» What is required: Send back the records in full, character for character.

Stored records:
§ §

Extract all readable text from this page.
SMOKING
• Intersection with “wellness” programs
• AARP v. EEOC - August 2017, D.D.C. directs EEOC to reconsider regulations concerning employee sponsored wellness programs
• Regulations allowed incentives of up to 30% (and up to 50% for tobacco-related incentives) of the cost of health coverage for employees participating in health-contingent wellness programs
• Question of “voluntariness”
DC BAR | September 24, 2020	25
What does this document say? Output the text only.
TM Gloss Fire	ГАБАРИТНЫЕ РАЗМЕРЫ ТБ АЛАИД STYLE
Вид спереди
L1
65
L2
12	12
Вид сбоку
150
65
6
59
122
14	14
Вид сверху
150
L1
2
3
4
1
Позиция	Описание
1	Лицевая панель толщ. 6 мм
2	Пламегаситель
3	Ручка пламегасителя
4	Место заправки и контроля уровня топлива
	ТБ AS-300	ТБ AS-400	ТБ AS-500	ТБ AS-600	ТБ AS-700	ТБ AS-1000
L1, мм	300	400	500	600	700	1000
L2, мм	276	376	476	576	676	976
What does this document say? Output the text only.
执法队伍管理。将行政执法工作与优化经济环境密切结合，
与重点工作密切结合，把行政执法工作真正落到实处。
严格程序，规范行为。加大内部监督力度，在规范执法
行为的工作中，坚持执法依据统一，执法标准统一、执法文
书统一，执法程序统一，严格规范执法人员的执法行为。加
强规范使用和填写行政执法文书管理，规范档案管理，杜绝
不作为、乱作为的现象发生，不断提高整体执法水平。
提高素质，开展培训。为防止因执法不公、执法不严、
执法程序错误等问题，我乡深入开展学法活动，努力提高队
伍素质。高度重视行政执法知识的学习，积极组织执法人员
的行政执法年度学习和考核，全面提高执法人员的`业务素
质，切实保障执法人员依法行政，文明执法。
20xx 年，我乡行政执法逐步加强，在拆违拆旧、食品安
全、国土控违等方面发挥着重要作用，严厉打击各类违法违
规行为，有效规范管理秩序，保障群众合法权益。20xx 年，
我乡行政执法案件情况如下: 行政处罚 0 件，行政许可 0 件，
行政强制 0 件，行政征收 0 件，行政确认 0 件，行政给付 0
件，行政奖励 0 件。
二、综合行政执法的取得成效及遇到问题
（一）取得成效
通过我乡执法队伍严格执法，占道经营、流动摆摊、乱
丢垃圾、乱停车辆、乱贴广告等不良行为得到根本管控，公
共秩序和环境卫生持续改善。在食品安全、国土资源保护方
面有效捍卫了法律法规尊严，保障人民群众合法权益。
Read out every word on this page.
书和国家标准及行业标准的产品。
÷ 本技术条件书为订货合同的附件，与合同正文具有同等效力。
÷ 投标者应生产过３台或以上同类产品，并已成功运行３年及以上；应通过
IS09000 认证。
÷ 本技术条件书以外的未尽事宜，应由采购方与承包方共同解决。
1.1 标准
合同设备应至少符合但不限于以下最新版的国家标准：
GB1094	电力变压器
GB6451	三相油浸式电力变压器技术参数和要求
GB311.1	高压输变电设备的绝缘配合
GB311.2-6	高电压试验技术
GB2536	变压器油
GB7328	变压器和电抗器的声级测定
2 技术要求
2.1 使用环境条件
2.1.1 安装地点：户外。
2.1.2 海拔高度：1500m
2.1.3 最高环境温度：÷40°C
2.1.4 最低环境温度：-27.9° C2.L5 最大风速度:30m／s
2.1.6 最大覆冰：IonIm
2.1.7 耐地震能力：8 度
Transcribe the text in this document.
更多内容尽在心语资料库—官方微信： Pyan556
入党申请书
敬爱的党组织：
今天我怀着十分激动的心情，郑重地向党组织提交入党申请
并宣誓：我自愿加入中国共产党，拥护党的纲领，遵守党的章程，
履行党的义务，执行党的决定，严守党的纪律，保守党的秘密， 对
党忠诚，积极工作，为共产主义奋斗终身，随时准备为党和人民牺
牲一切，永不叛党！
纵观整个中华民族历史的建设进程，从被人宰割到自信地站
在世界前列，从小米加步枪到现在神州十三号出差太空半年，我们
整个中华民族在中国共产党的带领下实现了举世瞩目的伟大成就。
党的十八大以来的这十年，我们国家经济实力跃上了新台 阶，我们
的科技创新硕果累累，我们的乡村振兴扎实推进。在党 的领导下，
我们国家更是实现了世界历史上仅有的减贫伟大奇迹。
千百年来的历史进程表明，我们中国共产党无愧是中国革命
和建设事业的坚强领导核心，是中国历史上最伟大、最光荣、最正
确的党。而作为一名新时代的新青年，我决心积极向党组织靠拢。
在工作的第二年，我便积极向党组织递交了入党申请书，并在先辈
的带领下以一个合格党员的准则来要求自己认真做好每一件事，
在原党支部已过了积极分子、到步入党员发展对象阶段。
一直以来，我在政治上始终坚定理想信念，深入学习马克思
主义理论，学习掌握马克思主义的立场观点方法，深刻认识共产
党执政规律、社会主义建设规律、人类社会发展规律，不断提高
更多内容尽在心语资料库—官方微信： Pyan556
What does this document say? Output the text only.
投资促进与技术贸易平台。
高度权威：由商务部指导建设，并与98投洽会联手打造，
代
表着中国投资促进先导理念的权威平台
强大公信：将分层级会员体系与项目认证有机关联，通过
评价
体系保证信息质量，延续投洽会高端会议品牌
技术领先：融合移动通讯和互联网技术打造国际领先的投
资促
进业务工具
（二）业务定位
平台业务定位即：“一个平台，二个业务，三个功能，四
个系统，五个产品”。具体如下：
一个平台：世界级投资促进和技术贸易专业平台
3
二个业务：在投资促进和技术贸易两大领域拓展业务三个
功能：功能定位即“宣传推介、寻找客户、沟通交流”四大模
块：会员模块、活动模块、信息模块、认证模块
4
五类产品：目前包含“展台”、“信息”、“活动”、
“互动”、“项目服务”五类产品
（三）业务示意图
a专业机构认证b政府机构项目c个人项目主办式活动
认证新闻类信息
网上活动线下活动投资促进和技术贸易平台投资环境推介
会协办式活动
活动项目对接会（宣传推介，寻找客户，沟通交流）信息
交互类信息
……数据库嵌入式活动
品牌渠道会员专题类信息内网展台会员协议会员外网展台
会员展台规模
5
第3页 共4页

§ §

» Solution to this exercise:
Extract all readable text from this page.
SMOKING
• Intersection with “wellness” programs
• AARP v. EEOC - August 2017, D.D.C. directs EEOC to reconsider regulations concerning employee sponsored wellness programs
• Regulations allowed incentives of up to 30% (and up to 50% for tobacco-related incentives) of the cost of health coverage for employees participating in health-contingent wellness programs
• Question of “voluntariness”
DC BAR | September 24, 2020	25
What does this document say? Output the text only.
TM Gloss Fire	ГАБАРИТНЫЕ РАЗМЕРЫ ТБ АЛАИД STYLE
Вид спереди
L1
65
L2
12	12
Вид сбоку
150
65
6
59
122
14	14
Вид сверху
150
L1
2
3
4
1
Позиция	Описание
1	Лицевая панель толщ. 6 мм
2	Пламегаситель
3	Ручка пламегасителя
4	Место заправки и контроля уровня топлива
	ТБ AS-300	ТБ AS-400	ТБ AS-500	ТБ AS-600	ТБ AS-700	ТБ AS-1000
L1, мм	300	400	500	600	700	1000
L2, мм	276	376	476	576	676	976
What does this document say? Output the text only.
执法队伍管理。将行政执法工作与优化经济环境密切结合，
与重点工作密切结合，把行政执法工作真正落到实处。
严格程序，规范行为。加大内部监督力度，在规范执法
行为的工作中，坚持执法依据统一，执法标准统一、执法文
书统一，执法程序统一，严格规范执法人员的执法行为。加
强规范使用和填写行政执法文书管理，规范档案管理，杜绝
不作为、乱作为的现象发生，不断提高整体执法水平。
提高素质，开展培训。为防止因执法不公、执法不严、
执法程序错误等问题，我乡深入开展学法活动，努力提高队
伍素质。高度重视行政执法知识的学习，积极组织执法人员
的行政执法年度学习和考核，全面提高执法人员的`业务素
质，切实保障执法人员依法行政，文明执法。
20xx 年，我乡行政执法逐步加强，在拆违拆旧、食品安
全、国土控违等方面发挥着重要作用，严厉打击各类违法违
规行为，有效规范管理秩序，保障群众合法权益。20xx 年，
我乡行政执法案件情况如下: 行政处罚 0 件，行政许可 0 件，
行政强制 0 件，行政征收 0 件，行政确认 0 件，行政给付 0
件，行政奖励 0 件。
二、综合行政执法的取得成效及遇到问题
（一）取得成效
通过我乡执法队伍严格执法，占道经营、流动摆摊、乱
丢垃圾、乱停车辆、乱贴广告等不良行为得到根本管控，公
共秩序和环境卫生持续改善。在食品安全、国土资源保护方
面有效捍卫了法律法规尊严，保障人民群众合法权益。
Read out every word on this page.
书和国家标准及行业标准的产品。
÷ 本技术条件书为订货合同的附件，与合同正文具有同等效力。
÷ 投标者应生产过３台或以上同类产品，并已成功运行３年及以上；应通过
IS09000 认证。
÷ 本技术条件书以外的未尽事宜，应由采购方与承包方共同解决。
1.1 标准
合同设备应至少符合但不限于以下最新版的国家标准：
GB1094	电力变压器
GB6451	三相油浸式电力变压器技术参数和要求
GB311.1	高压输变电设备的绝缘配合
GB311.2-6	高电压试验技术
GB2536	变压器油
GB7328	变压器和电抗器的声级测定
2 技术要求
2.1 使用环境条件
2.1.1 安装地点：户外。
2.1.2 海拔高度：1500m
2.1.3 最高环境温度：÷40°C
2.1.4 最低环境温度：-27.9° C2.L5 最大风速度:30m／s
2.1.6 最大覆冰：IonIm
2.1.7 耐地震能力：8 度
Transcribe the text in this document.
更多内容尽在心语资料库—官方微信： Pyan556
入党申请书
敬爱的党组织：
今天我怀着十分激动的心情，郑重地向党组织提交入党申请
并宣誓：我自愿加入中国共产党，拥护党的纲领，遵守党的章程，
履行党的义务，执行党的决定，严守党的纪律，保守党的秘密， 对
党忠诚，积极工作，为共产主义奋斗终身，随时准备为党和人民牺
牲一切，永不叛党！
纵观整个中华民族历史的建设进程，从被人宰割到自信地站
在世界前列，从小米加步枪到现在神州十三号出差太空半年，我们
整个中华民族在中国共产党的带领下实现了举世瞩目的伟大成就。
党的十八大以来的这十年，我们国家经济实力跃上了新台 阶，我们
的科技创新硕果累累，我们的乡村振兴扎实推进。在党 的领导下，
我们国家更是实现了世界历史上仅有的减贫伟大奇迹。
千百年来的历史进程表明，我们中国共产党无愧是中国革命
和建设事业的坚强领导核心，是中国历史上最伟大、最光荣、最正
确的党。而作为一名新时代的新青年，我决心积极向党组织靠拢。
在工作的第二年，我便积极向党组织递交了入党申请书，并在先辈
的带领下以一个合格党员的准则来要求自己认真做好每一件事，
在原党支部已过了积极分子、到步入党员发展对象阶段。
一直以来，我在政治上始终坚定理想信念，深入学习马克思
主义理论，学习掌握马克思主义的立场观点方法，深刻认识共产
党执政规律、社会主义建设规律、人类社会发展规律，不断提高
更多内容尽在心语资料库—官方微信： Pyan556
What does this document say? Output the text only.
投资促进与技术贸易平台。
高度权威：由商务部指导建设，并与98投洽会联手打造，
代
表着中国投资促进先导理念的权威平台
强大公信：将分层级会员体系与项目认证有机关联，通过
评价
体系保证信息质量，延续投洽会高端会议品牌
技术领先：融合移动通讯和互联网技术打造国际领先的投
资促
进业务工具
（二）业务定位
平台业务定位即：“一个平台，二个业务，三个功能，四
个系统，五个产品”。具体如下：
一个平台：世界级投资促进和技术贸易专业平台
3
二个业务：在投资促进和技术贸易两大领域拓展业务三个
功能：功能定位即“宣传推介、寻找客户、沟通交流”四大模
块：会员模块、活动模块、信息模块、认证模块
4
五类产品：目前包含“展台”、“信息”、“活动”、
“互动”、“项目服务”五类产品
（三）业务示意图
a专业机构认证b政府机构项目c个人项目主办式活动
认证新闻类信息
网上活动线下活动投资促进和技术贸易平台投资环境推介
会协办式活动
活动项目对接会（宣传推介，寻找客户，沟通交流）信息
交互类信息
……数据库嵌入式活动
品牌渠道会员专题类信息内网展台会员协议会员外网展台
会员展台规模
5
第3页 共4页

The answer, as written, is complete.